• WHAT IS NEEDED: Reproduce without alteration the lines that begin with the line containing "chart-title: Photometric offset" and continue through the line containing "grid — [113, 57, 937, 605]", including both of those lines.

(Records of where elements appear)
★ ★ ★ ★

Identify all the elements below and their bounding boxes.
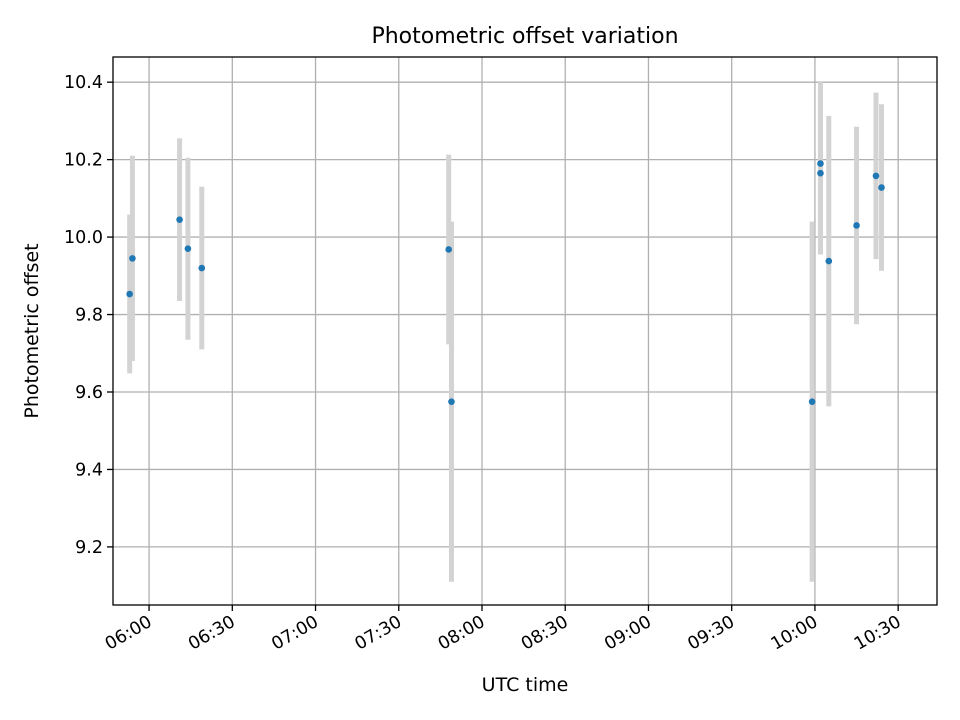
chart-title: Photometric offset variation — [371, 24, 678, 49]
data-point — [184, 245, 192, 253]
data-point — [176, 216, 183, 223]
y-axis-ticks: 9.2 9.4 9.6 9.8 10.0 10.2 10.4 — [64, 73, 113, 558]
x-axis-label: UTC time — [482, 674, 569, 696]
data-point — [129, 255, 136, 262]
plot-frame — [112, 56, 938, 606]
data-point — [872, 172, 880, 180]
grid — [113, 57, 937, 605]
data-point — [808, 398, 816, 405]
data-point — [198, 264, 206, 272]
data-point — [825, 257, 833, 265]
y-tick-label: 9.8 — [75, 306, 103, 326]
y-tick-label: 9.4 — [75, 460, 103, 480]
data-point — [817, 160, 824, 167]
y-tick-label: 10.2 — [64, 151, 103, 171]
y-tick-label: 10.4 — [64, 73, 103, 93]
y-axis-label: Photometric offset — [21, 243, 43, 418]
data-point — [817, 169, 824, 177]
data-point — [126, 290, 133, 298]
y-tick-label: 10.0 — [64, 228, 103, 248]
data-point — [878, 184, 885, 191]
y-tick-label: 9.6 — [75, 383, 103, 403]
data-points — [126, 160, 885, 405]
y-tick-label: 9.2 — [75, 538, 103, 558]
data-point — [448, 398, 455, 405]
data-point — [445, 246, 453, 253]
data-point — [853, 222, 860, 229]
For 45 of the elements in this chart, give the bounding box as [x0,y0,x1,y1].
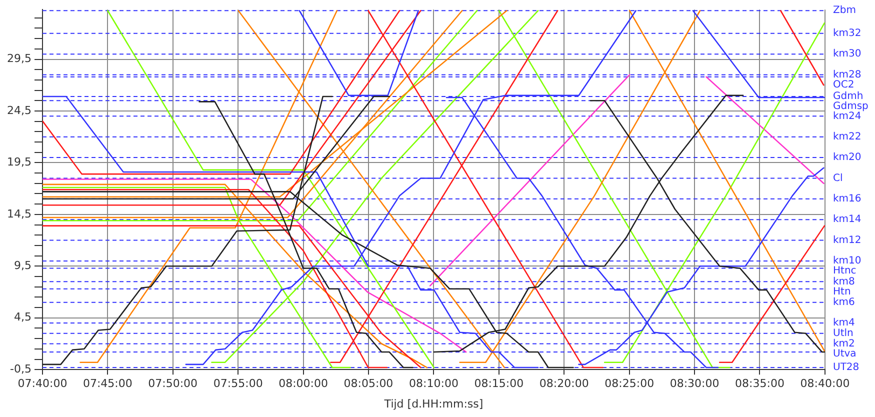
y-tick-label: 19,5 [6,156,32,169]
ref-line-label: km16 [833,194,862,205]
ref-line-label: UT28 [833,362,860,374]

★ ★ ★ ★

• RESPONSE:
chart-title: Photometric offset variation — [371, 24, 678, 49]
data-point — [184, 245, 192, 253]
data-point — [176, 216, 183, 223]
y-axis-ticks: 9.2 9.4 9.6 9.8 10.0 10.2 10.4 — [64, 73, 113, 558]
x-axis-label: UTC time — [482, 674, 569, 696]
data-point — [129, 255, 136, 262]
plot-frame — [112, 56, 938, 606]
data-point — [872, 172, 880, 180]
grid — [113, 57, 937, 605]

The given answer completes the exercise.